GIVEN EXERCISE
Copy out each line that includes the word "from".

Dataset entries on figures:
*****

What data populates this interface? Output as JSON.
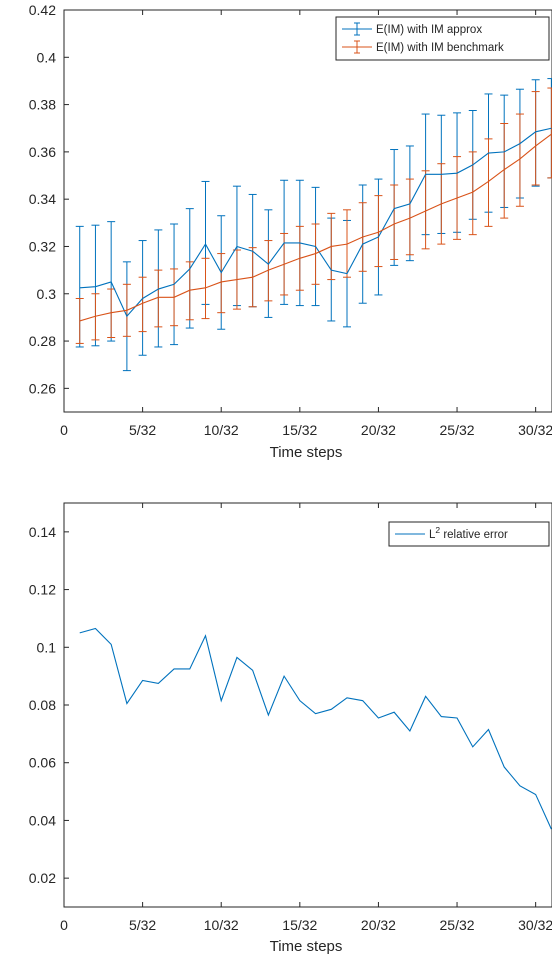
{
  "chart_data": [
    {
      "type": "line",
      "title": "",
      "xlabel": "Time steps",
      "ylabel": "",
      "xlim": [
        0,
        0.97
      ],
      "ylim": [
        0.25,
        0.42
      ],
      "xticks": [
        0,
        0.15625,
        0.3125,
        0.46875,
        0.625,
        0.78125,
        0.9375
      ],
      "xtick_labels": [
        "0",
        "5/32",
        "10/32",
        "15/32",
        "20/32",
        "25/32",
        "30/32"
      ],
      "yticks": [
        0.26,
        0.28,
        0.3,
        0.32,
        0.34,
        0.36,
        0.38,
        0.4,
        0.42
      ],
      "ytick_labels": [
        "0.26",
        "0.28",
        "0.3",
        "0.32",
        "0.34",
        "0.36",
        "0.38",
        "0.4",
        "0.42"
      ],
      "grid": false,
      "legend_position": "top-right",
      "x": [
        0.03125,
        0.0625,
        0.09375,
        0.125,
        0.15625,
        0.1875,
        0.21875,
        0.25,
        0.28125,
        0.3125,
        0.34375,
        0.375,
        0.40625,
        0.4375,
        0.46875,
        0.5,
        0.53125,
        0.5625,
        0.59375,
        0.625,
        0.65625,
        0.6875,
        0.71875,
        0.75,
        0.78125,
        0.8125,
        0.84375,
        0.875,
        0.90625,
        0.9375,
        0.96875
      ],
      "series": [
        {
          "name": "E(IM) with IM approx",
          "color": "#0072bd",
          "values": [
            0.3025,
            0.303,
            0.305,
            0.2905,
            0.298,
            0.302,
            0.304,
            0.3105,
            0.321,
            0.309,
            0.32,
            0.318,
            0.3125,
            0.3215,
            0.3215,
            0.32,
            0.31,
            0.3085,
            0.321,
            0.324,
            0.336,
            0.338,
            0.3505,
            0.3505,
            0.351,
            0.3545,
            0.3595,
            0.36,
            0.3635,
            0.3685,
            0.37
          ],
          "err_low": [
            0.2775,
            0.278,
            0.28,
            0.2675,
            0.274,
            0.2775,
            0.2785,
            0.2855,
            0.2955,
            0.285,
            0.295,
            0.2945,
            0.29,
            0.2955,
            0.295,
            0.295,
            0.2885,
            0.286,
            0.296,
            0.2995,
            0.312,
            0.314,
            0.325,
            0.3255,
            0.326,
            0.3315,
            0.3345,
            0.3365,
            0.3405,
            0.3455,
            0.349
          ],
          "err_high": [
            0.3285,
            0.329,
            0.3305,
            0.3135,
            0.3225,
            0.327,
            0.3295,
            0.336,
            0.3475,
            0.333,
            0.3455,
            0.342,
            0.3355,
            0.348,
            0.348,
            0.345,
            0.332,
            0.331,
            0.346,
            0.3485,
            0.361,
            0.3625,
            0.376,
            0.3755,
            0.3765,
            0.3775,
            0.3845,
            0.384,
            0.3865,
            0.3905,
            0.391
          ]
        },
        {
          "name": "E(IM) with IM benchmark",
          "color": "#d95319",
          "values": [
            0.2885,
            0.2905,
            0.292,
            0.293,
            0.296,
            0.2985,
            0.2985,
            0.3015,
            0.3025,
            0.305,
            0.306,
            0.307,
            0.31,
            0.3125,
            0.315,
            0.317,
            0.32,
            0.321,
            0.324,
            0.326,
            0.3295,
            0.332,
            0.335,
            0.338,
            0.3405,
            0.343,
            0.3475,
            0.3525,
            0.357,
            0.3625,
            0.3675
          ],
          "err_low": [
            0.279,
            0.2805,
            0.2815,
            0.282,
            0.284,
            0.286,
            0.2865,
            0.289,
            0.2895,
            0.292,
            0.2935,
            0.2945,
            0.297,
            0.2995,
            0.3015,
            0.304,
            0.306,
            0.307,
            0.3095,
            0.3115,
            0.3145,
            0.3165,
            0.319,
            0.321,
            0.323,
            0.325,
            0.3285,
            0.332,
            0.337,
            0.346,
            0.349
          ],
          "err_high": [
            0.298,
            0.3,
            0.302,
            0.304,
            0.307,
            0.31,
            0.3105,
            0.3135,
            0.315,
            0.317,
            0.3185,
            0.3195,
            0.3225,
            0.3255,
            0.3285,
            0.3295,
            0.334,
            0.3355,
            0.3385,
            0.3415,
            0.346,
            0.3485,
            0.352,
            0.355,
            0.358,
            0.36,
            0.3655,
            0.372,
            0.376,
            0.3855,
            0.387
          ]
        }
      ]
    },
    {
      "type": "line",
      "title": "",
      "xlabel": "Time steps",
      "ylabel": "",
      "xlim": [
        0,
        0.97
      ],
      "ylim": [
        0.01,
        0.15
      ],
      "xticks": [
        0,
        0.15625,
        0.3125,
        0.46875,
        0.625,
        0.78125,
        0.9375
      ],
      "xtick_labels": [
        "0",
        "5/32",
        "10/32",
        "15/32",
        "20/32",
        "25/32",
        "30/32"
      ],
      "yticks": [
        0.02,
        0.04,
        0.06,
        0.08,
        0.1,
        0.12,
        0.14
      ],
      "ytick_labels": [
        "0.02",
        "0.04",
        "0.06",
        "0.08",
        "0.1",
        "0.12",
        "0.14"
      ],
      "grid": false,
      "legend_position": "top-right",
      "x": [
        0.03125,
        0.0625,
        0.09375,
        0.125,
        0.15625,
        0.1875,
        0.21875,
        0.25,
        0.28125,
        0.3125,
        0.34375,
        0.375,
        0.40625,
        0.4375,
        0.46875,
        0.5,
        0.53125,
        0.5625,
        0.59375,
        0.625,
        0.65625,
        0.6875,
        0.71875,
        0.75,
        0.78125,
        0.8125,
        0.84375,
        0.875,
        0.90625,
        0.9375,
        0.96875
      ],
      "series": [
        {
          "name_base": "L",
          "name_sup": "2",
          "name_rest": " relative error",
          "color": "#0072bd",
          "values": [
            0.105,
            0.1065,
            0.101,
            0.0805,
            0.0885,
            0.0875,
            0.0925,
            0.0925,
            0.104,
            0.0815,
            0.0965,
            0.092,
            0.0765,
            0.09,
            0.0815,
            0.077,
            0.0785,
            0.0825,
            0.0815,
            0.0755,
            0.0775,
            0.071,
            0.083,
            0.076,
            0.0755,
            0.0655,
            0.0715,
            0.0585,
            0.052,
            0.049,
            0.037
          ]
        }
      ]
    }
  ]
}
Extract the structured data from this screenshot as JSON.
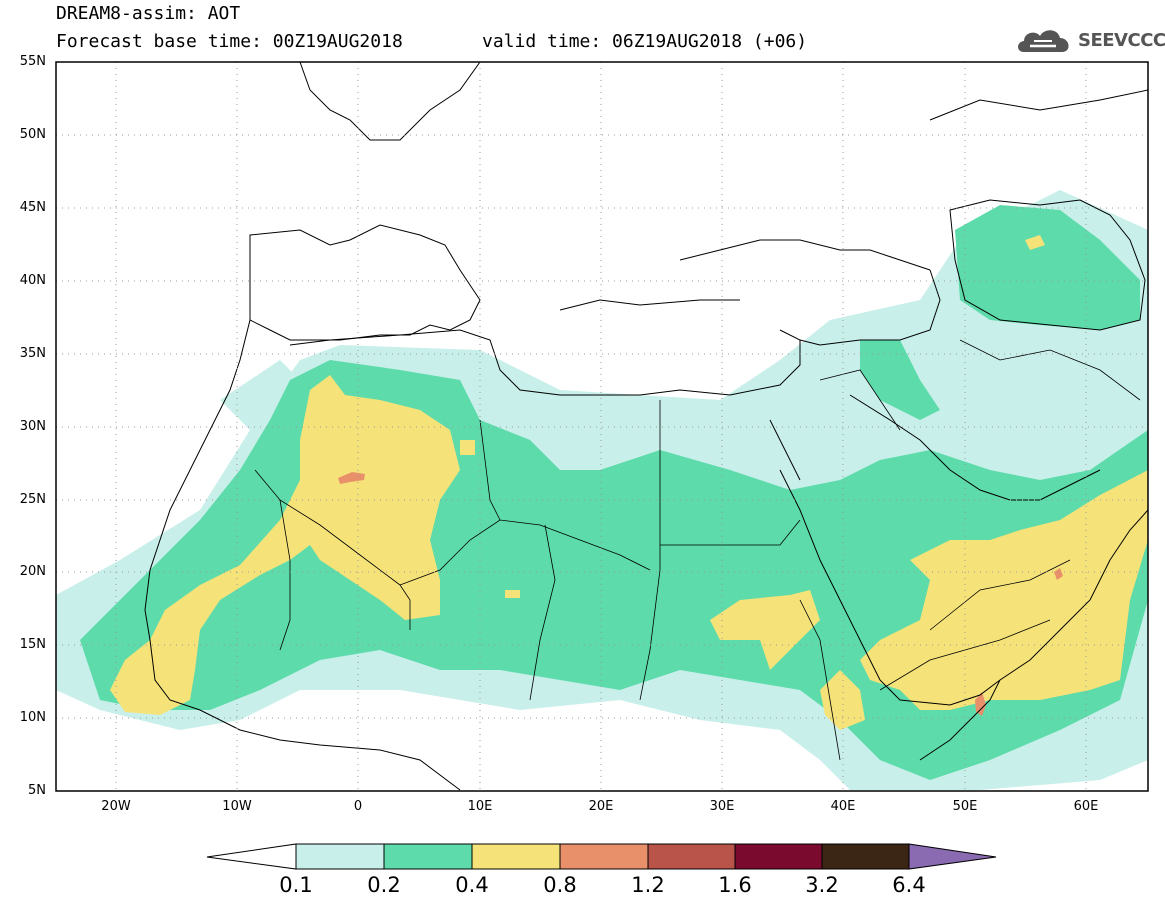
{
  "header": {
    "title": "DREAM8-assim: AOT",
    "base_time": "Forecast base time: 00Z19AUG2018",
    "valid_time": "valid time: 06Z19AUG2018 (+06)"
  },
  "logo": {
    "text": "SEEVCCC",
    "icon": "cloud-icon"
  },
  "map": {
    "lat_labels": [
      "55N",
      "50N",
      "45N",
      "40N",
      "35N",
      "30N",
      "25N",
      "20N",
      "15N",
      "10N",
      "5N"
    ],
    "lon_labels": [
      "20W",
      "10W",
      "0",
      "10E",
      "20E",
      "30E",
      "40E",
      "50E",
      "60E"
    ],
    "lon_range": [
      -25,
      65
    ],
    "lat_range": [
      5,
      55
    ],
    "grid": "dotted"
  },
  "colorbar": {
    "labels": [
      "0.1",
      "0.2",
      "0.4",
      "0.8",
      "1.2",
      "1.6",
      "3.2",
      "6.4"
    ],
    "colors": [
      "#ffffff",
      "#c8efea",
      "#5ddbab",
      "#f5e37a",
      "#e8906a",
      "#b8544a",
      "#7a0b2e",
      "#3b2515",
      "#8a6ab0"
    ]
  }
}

*****

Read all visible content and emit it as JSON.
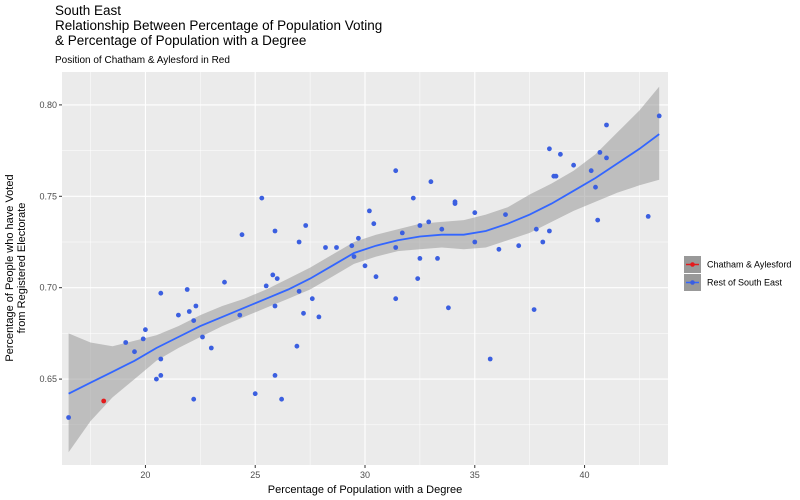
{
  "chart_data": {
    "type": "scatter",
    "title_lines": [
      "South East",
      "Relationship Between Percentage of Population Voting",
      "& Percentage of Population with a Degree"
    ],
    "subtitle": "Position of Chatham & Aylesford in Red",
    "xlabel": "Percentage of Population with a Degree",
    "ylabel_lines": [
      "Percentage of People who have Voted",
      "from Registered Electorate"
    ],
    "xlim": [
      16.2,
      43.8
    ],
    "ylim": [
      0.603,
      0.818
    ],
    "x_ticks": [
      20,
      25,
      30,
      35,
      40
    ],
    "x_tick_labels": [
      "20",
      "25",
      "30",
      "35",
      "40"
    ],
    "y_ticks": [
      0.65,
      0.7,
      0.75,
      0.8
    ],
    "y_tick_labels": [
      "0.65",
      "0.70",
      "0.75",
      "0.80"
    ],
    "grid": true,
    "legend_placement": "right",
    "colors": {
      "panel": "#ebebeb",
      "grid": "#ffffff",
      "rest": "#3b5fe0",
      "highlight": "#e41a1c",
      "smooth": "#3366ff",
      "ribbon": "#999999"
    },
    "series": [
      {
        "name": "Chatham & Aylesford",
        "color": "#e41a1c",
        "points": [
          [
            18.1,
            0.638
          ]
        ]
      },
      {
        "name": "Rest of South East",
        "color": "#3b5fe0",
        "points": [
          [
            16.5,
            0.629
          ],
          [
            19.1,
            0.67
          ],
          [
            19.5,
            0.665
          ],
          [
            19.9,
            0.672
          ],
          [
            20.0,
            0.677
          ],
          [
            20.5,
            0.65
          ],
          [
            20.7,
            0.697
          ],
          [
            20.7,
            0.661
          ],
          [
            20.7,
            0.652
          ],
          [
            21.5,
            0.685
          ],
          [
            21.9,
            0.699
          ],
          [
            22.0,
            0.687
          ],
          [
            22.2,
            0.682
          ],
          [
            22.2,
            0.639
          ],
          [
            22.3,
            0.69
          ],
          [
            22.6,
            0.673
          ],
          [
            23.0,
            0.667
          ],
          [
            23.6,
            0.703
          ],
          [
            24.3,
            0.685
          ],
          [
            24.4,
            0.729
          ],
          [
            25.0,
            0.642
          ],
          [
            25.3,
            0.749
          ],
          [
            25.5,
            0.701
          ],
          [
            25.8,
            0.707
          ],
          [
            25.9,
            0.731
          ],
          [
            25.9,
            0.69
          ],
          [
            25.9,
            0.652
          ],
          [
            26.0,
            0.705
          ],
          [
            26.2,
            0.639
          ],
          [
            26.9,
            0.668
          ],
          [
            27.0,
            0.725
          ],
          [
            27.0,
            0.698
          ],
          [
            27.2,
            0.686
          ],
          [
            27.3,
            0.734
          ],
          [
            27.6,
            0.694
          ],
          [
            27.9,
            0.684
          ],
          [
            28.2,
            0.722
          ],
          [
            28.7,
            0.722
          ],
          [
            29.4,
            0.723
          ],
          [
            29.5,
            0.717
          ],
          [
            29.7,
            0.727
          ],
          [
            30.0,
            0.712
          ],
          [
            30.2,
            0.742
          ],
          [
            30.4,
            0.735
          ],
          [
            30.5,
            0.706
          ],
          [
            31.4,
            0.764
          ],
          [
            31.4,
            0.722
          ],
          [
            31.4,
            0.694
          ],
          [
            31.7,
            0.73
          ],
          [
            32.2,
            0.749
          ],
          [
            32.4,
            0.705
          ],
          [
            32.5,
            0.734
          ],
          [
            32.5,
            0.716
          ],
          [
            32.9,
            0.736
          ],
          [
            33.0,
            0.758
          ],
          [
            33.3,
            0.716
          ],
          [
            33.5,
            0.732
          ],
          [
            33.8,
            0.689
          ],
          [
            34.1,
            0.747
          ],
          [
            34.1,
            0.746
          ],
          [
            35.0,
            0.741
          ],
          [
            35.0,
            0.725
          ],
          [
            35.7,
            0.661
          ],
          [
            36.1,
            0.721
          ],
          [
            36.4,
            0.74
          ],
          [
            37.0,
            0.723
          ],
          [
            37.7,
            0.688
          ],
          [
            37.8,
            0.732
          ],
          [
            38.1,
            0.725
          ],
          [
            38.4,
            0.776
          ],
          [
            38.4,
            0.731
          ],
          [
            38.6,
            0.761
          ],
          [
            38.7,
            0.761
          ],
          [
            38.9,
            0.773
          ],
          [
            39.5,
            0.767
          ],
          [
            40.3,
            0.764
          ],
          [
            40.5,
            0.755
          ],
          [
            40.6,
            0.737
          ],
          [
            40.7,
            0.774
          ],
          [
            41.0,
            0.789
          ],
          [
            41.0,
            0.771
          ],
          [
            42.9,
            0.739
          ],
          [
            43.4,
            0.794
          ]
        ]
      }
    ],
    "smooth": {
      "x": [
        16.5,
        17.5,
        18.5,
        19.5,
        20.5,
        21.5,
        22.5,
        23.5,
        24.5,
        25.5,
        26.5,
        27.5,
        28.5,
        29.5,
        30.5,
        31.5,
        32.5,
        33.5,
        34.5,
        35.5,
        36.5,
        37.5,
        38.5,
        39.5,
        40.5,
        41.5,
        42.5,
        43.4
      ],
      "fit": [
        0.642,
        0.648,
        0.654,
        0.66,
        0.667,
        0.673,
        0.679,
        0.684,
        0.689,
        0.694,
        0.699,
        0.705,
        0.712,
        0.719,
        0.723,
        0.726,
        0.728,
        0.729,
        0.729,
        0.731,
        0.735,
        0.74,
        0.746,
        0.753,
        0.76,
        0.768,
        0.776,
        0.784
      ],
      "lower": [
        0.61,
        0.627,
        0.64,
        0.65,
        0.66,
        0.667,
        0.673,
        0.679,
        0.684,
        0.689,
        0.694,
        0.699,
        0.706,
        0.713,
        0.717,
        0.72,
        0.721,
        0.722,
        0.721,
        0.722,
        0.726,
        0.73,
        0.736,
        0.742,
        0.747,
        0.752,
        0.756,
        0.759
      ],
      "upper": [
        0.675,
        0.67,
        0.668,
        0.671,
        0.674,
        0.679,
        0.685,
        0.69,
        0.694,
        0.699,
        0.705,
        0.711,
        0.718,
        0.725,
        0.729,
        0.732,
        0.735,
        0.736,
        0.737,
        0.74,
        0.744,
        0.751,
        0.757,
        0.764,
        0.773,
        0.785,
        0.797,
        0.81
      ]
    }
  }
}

*****

ANSWER BELOW
Extract the structured data from this screenshot as JSON.
      "from Registered Electorate"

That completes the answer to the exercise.